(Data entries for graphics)

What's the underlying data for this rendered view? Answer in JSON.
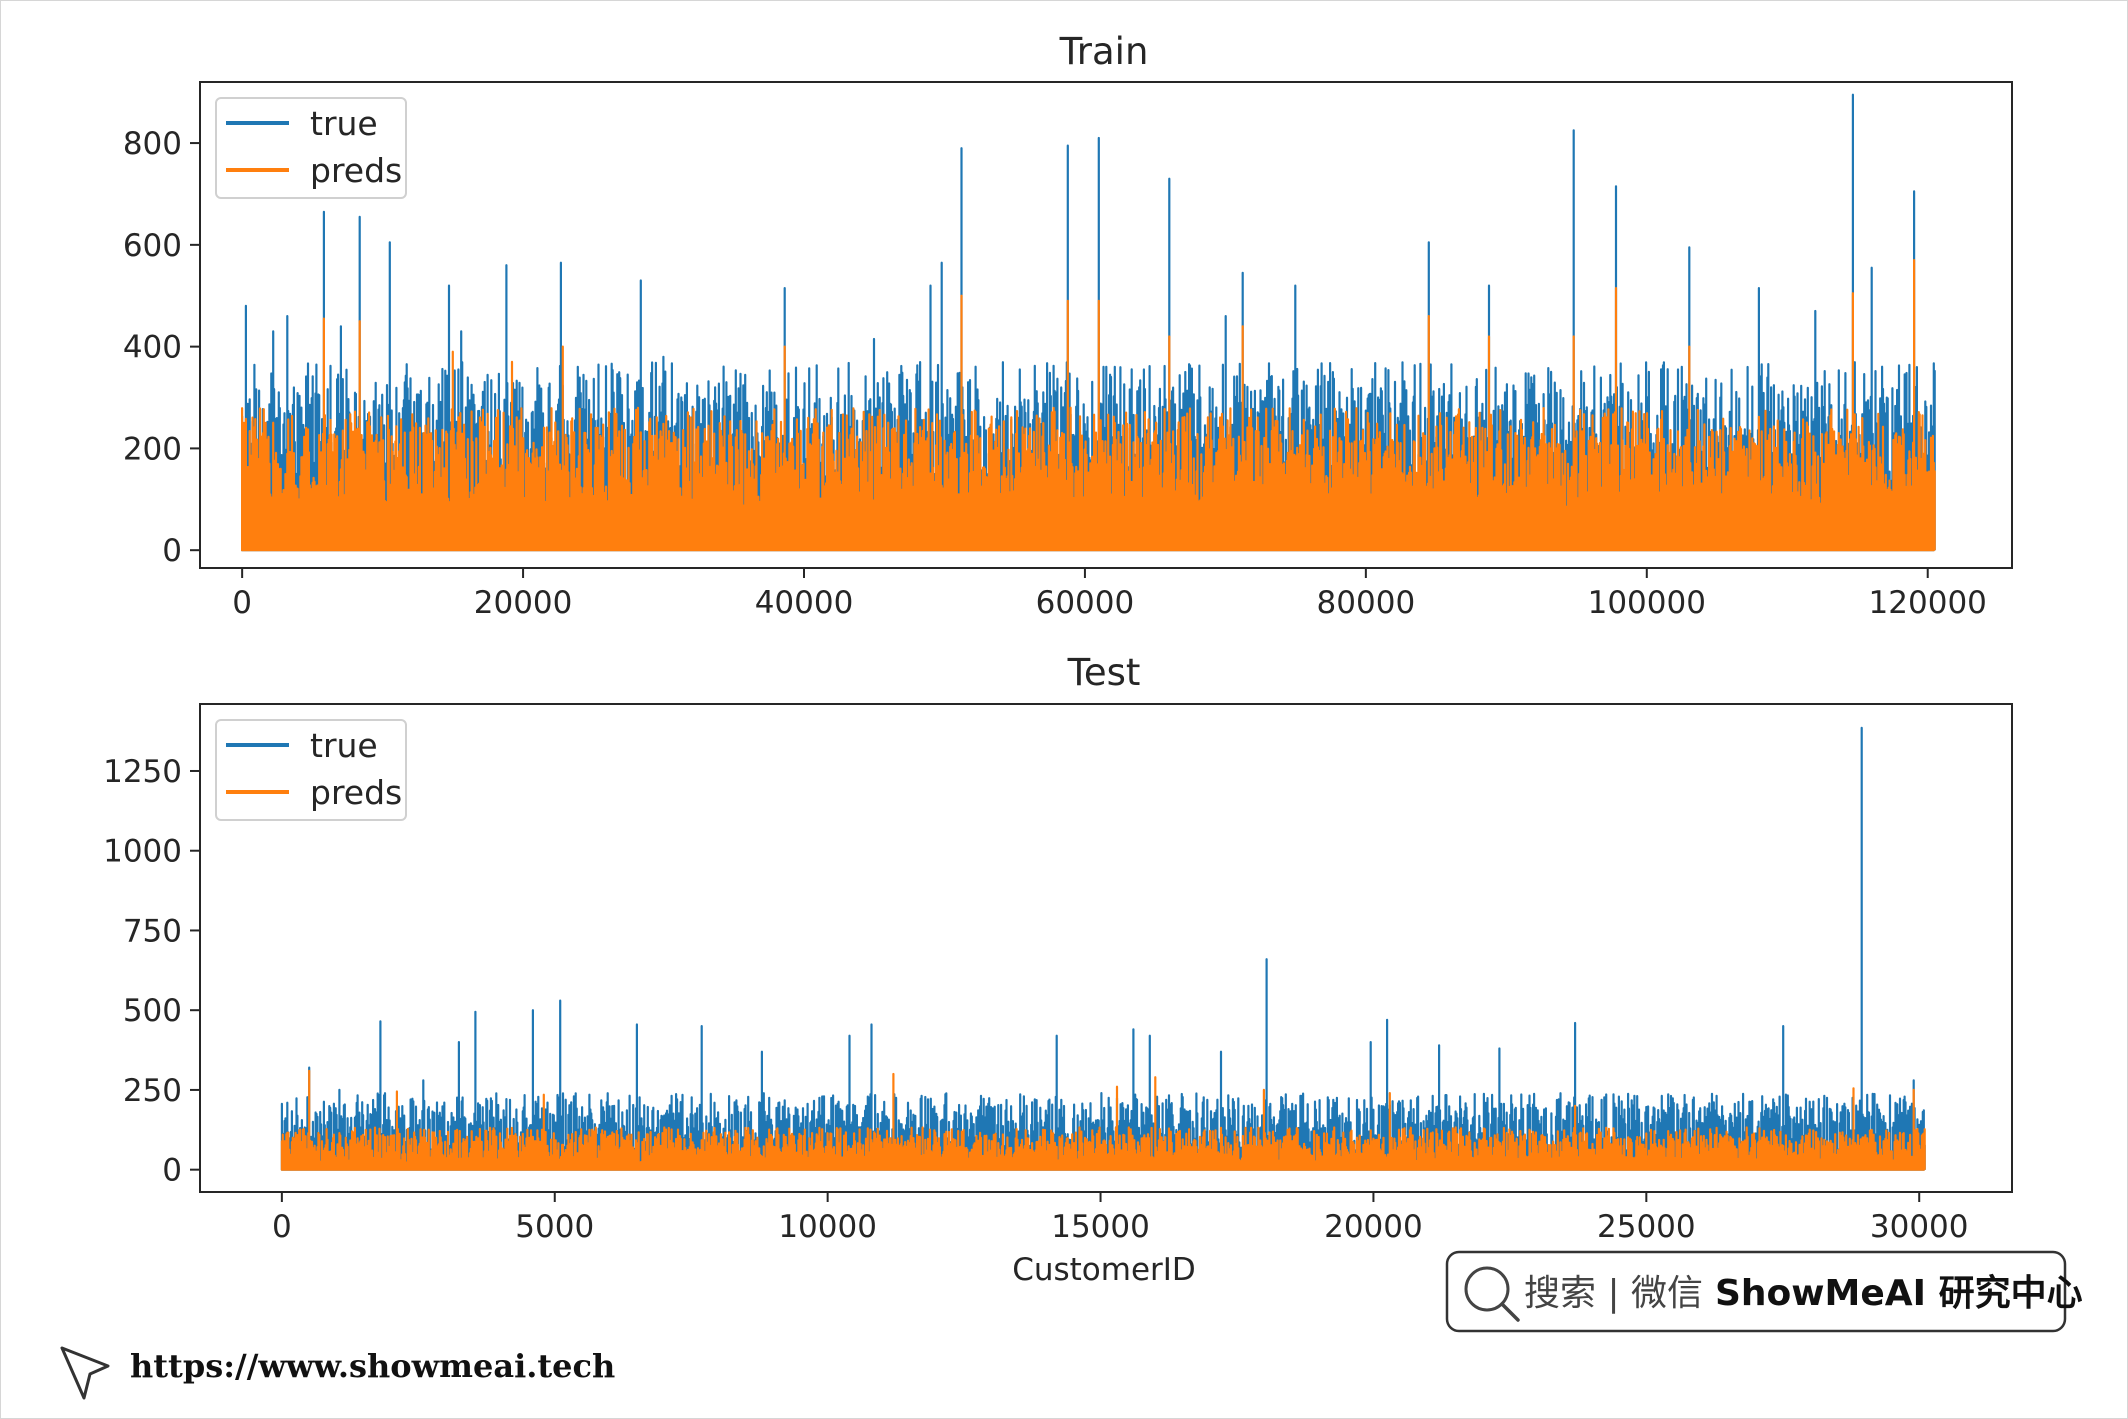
{
  "colors": {
    "true": "#1f77b4",
    "preds": "#ff7f0e"
  },
  "chart_data": [
    {
      "type": "line",
      "title": "Train",
      "xlabel": "",
      "ylabel": "",
      "xlim": [
        -3000,
        126000
      ],
      "ylim": [
        -35,
        920
      ],
      "x_ticks": [
        0,
        20000,
        40000,
        60000,
        80000,
        100000,
        120000
      ],
      "x_tick_labels": [
        "0",
        "20000",
        "40000",
        "60000",
        "80000",
        "100000",
        "120000"
      ],
      "y_ticks": [
        0,
        200,
        400,
        600,
        800
      ],
      "y_tick_labels": [
        "0",
        "200",
        "400",
        "600",
        "800"
      ],
      "legend": [
        "true",
        "preds"
      ],
      "legend_position": "top-left",
      "x_range": [
        0,
        120500
      ],
      "series": [
        {
          "name": "true",
          "baseline": [
            120,
            320
          ],
          "peaks": [
            {
              "x": 300,
              "y": 480
            },
            {
              "x": 2200,
              "y": 430
            },
            {
              "x": 3200,
              "y": 460
            },
            {
              "x": 5800,
              "y": 665
            },
            {
              "x": 7000,
              "y": 440
            },
            {
              "x": 8400,
              "y": 655
            },
            {
              "x": 10500,
              "y": 605
            },
            {
              "x": 14700,
              "y": 520
            },
            {
              "x": 15600,
              "y": 430
            },
            {
              "x": 18800,
              "y": 560
            },
            {
              "x": 22700,
              "y": 565
            },
            {
              "x": 28400,
              "y": 530
            },
            {
              "x": 30000,
              "y": 380
            },
            {
              "x": 38600,
              "y": 515
            },
            {
              "x": 45000,
              "y": 415
            },
            {
              "x": 49000,
              "y": 520
            },
            {
              "x": 49800,
              "y": 565
            },
            {
              "x": 51200,
              "y": 790
            },
            {
              "x": 58800,
              "y": 795
            },
            {
              "x": 61000,
              "y": 810
            },
            {
              "x": 66000,
              "y": 730
            },
            {
              "x": 70000,
              "y": 460
            },
            {
              "x": 71200,
              "y": 545
            },
            {
              "x": 75000,
              "y": 520
            },
            {
              "x": 84500,
              "y": 605
            },
            {
              "x": 88800,
              "y": 520
            },
            {
              "x": 94800,
              "y": 825
            },
            {
              "x": 97800,
              "y": 715
            },
            {
              "x": 103000,
              "y": 595
            },
            {
              "x": 108000,
              "y": 515
            },
            {
              "x": 112000,
              "y": 470
            },
            {
              "x": 114700,
              "y": 895
            },
            {
              "x": 116000,
              "y": 555
            },
            {
              "x": 119000,
              "y": 705
            }
          ]
        },
        {
          "name": "preds",
          "baseline": [
            80,
            240
          ],
          "peaks": [
            {
              "x": 5800,
              "y": 455
            },
            {
              "x": 8400,
              "y": 450
            },
            {
              "x": 15000,
              "y": 390
            },
            {
              "x": 19200,
              "y": 370
            },
            {
              "x": 22800,
              "y": 400
            },
            {
              "x": 38600,
              "y": 400
            },
            {
              "x": 51200,
              "y": 500
            },
            {
              "x": 58800,
              "y": 490
            },
            {
              "x": 61000,
              "y": 490
            },
            {
              "x": 66000,
              "y": 420
            },
            {
              "x": 71200,
              "y": 440
            },
            {
              "x": 84500,
              "y": 460
            },
            {
              "x": 88800,
              "y": 420
            },
            {
              "x": 94800,
              "y": 420
            },
            {
              "x": 97800,
              "y": 515
            },
            {
              "x": 103000,
              "y": 400
            },
            {
              "x": 114700,
              "y": 505
            },
            {
              "x": 119000,
              "y": 570
            }
          ]
        }
      ]
    },
    {
      "type": "line",
      "title": "Test",
      "xlabel": "CustomerID",
      "ylabel": "",
      "xlim": [
        -1500,
        31700
      ],
      "ylim": [
        -70,
        1460
      ],
      "x_ticks": [
        0,
        5000,
        10000,
        15000,
        20000,
        25000,
        30000
      ],
      "x_tick_labels": [
        "0",
        "5000",
        "10000",
        "15000",
        "20000",
        "25000",
        "30000"
      ],
      "y_ticks": [
        0,
        250,
        500,
        750,
        1000,
        1250
      ],
      "y_tick_labels": [
        "0",
        "250",
        "500",
        "750",
        "1000",
        "1250"
      ],
      "legend": [
        "true",
        "preds"
      ],
      "legend_position": "top-left",
      "x_range": [
        0,
        30100
      ],
      "series": [
        {
          "name": "true",
          "baseline": [
            40,
            200
          ],
          "peaks": [
            {
              "x": 100,
              "y": 210
            },
            {
              "x": 500,
              "y": 320
            },
            {
              "x": 1050,
              "y": 250
            },
            {
              "x": 1800,
              "y": 465
            },
            {
              "x": 2600,
              "y": 280
            },
            {
              "x": 3250,
              "y": 400
            },
            {
              "x": 3550,
              "y": 495
            },
            {
              "x": 4600,
              "y": 500
            },
            {
              "x": 5100,
              "y": 530
            },
            {
              "x": 6500,
              "y": 455
            },
            {
              "x": 7700,
              "y": 450
            },
            {
              "x": 8800,
              "y": 370
            },
            {
              "x": 10400,
              "y": 420
            },
            {
              "x": 10800,
              "y": 455
            },
            {
              "x": 14200,
              "y": 420
            },
            {
              "x": 15600,
              "y": 440
            },
            {
              "x": 15900,
              "y": 420
            },
            {
              "x": 17200,
              "y": 370
            },
            {
              "x": 18050,
              "y": 660
            },
            {
              "x": 19950,
              "y": 400
            },
            {
              "x": 20250,
              "y": 470
            },
            {
              "x": 21200,
              "y": 390
            },
            {
              "x": 22300,
              "y": 380
            },
            {
              "x": 23700,
              "y": 460
            },
            {
              "x": 27500,
              "y": 450
            },
            {
              "x": 28950,
              "y": 1385
            },
            {
              "x": 29900,
              "y": 280
            }
          ]
        },
        {
          "name": "preds",
          "baseline": [
            20,
            110
          ],
          "peaks": [
            {
              "x": 500,
              "y": 310
            },
            {
              "x": 2100,
              "y": 245
            },
            {
              "x": 4800,
              "y": 235
            },
            {
              "x": 11200,
              "y": 300
            },
            {
              "x": 15300,
              "y": 260
            },
            {
              "x": 16000,
              "y": 290
            },
            {
              "x": 18000,
              "y": 250
            },
            {
              "x": 20300,
              "y": 240
            },
            {
              "x": 23700,
              "y": 200
            },
            {
              "x": 28800,
              "y": 255
            },
            {
              "x": 29900,
              "y": 250
            }
          ]
        }
      ]
    }
  ],
  "watermark": {
    "search_label": "搜索 | 微信",
    "brand": "ShowMeAI 研究中心"
  },
  "footer": {
    "url": "https://www.showmeai.tech"
  }
}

» **WHAT YOU NEED TO DO**:
With the pictures left out, transcribe the material exactly.

» **FULL OUTPUT**:
What's the underlying data for this rendered view? Answer in JSON.
{
  "colors": {
    "true": "#1f77b4",
    "preds": "#ff7f0e"
  },
  "chart_data": [
    {
      "type": "line",
      "title": "Train",
      "xlabel": "",
      "ylabel": "",
      "xlim": [
        -3000,
        126000
      ],
      "ylim": [
        -35,
        920
      ],
      "x_ticks": [
        0,
        20000,
        40000,
        60000,
        80000,
        100000,
        120000
      ],
      "x_tick_labels": [
        "0",
        "20000",
        "40000",
        "60000",
        "80000",
        "100000",
        "120000"
      ],
      "y_ticks": [
        0,
        200,
        400,
        600,
        800
      ],
      "y_tick_labels": [
        "0",
        "200",
        "400",
        "600",
        "800"
      ],
      "legend": [
        "true",
        "preds"
      ],
      "legend_position": "top-left",
      "x_range": [
        0,
        120500
      ],
      "series": [
        {
          "name": "true",
          "baseline": [
            120,
            320
          ],
          "peaks": [
            {
              "x": 300,
              "y": 480
            },
            {
              "x": 2200,
              "y": 430
            },
            {
              "x": 3200,
              "y": 460
            },
            {
              "x": 5800,
              "y": 665
            },
            {
              "x": 7000,
              "y": 440
            },
            {
              "x": 8400,
              "y": 655
            },
            {
              "x": 10500,
              "y": 605
            },
            {
              "x": 14700,
              "y": 520
            },
            {
              "x": 15600,
              "y": 430
            },
            {
              "x": 18800,
              "y": 560
            },
            {
              "x": 22700,
              "y": 565
            },
            {
              "x": 28400,
              "y": 530
            },
            {
              "x": 30000,
              "y": 380
            },
            {
              "x": 38600,
              "y": 515
            },
            {
              "x": 45000,
              "y": 415
            },
            {
              "x": 49000,
              "y": 520
            },
            {
              "x": 49800,
              "y": 565
            },
            {
              "x": 51200,
              "y": 790
            },
            {
              "x": 58800,
              "y": 795
            },
            {
              "x": 61000,
              "y": 810
            },
            {
              "x": 66000,
              "y": 730
            },
            {
              "x": 70000,
              "y": 460
            },
            {
              "x": 71200,
              "y": 545
            },
            {
              "x": 75000,
              "y": 520
            },
            {
              "x": 84500,
              "y": 605
            },
            {
              "x": 88800,
              "y": 520
            },
            {
              "x": 94800,
              "y": 825
            },
            {
              "x": 97800,
              "y": 715
            },
            {
              "x": 103000,
              "y": 595
            },
            {
              "x": 108000,
              "y": 515
            },
            {
              "x": 112000,
              "y": 470
            },
            {
              "x": 114700,
              "y": 895
            },
            {
              "x": 116000,
              "y": 555
            },
            {
              "x": 119000,
              "y": 705
            }
          ]
        },
        {
          "name": "preds",
          "baseline": [
            80,
            240
          ],
          "peaks": [
            {
              "x": 5800,
              "y": 455
            },
            {
              "x": 8400,
              "y": 450
            },
            {
              "x": 15000,
              "y": 390
            },
            {
              "x": 19200,
              "y": 370
            },
            {
              "x": 22800,
              "y": 400
            },
            {
              "x": 38600,
              "y": 400
            },
            {
              "x": 51200,
              "y": 500
            },
            {
              "x": 58800,
              "y": 490
            },
            {
              "x": 61000,
              "y": 490
            },
            {
              "x": 66000,
              "y": 420
            },
            {
              "x": 71200,
              "y": 440
            },
            {
              "x": 84500,
              "y": 460
            },
            {
              "x": 88800,
              "y": 420
            },
            {
              "x": 94800,
              "y": 420
            },
            {
              "x": 97800,
              "y": 515
            },
            {
              "x": 103000,
              "y": 400
            },
            {
              "x": 114700,
              "y": 505
            },
            {
              "x": 119000,
              "y": 570
            }
          ]
        }
      ]
    },
    {
      "type": "line",
      "title": "Test",
      "xlabel": "CustomerID",
      "ylabel": "",
      "xlim": [
        -1500,
        31700
      ],
      "ylim": [
        -70,
        1460
      ],
      "x_ticks": [
        0,
        5000,
        10000,
        15000,
        20000,
        25000,
        30000
      ],
      "x_tick_labels": [
        "0",
        "5000",
        "10000",
        "15000",
        "20000",
        "25000",
        "30000"
      ],
      "y_ticks": [
        0,
        250,
        500,
        750,
        1000,
        1250
      ],
      "y_tick_labels": [
        "0",
        "250",
        "500",
        "750",
        "1000",
        "1250"
      ],
      "legend": [
        "true",
        "preds"
      ],
      "legend_position": "top-left",
      "x_range": [
        0,
        30100
      ],
      "series": [
        {
          "name": "true",
          "baseline": [
            40,
            200
          ],
          "peaks": [
            {
              "x": 100,
              "y": 210
            },
            {
              "x": 500,
              "y": 320
            },
            {
              "x": 1050,
              "y": 250
            },
            {
              "x": 1800,
              "y": 465
            },
            {
              "x": 2600,
              "y": 280
            },
            {
              "x": 3250,
              "y": 400
            },
            {
              "x": 3550,
              "y": 495
            },
            {
              "x": 4600,
              "y": 500
            },
            {
              "x": 5100,
              "y": 530
            },
            {
              "x": 6500,
              "y": 455
            },
            {
              "x": 7700,
              "y": 450
            },
            {
              "x": 8800,
              "y": 370
            },
            {
              "x": 10400,
              "y": 420
            },
            {
              "x": 10800,
              "y": 455
            },
            {
              "x": 14200,
              "y": 420
            },
            {
              "x": 15600,
              "y": 440
            },
            {
              "x": 15900,
              "y": 420
            },
            {
              "x": 17200,
              "y": 370
            },
            {
              "x": 18050,
              "y": 660
            },
            {
              "x": 19950,
              "y": 400
            },
            {
              "x": 20250,
              "y": 470
            },
            {
              "x": 21200,
              "y": 390
            },
            {
              "x": 22300,
              "y": 380
            },
            {
              "x": 23700,
              "y": 460
            },
            {
              "x": 27500,
              "y": 450
            },
            {
              "x": 28950,
              "y": 1385
            },
            {
              "x": 29900,
              "y": 280
            }
          ]
        },
        {
          "name": "preds",
          "baseline": [
            20,
            110
          ],
          "peaks": [
            {
              "x": 500,
              "y": 310
            },
            {
              "x": 2100,
              "y": 245
            },
            {
              "x": 4800,
              "y": 235
            },
            {
              "x": 11200,
              "y": 300
            },
            {
              "x": 15300,
              "y": 260
            },
            {
              "x": 16000,
              "y": 290
            },
            {
              "x": 18000,
              "y": 250
            },
            {
              "x": 20300,
              "y": 240
            },
            {
              "x": 23700,
              "y": 200
            },
            {
              "x": 28800,
              "y": 255
            },
            {
              "x": 29900,
              "y": 250
            }
          ]
        }
      ]
    }
  ],
  "watermark": {
    "search_label": "搜索 | 微信",
    "brand": "ShowMeAI 研究中心"
  },
  "footer": {
    "url": "https://www.showmeai.tech"
  }
}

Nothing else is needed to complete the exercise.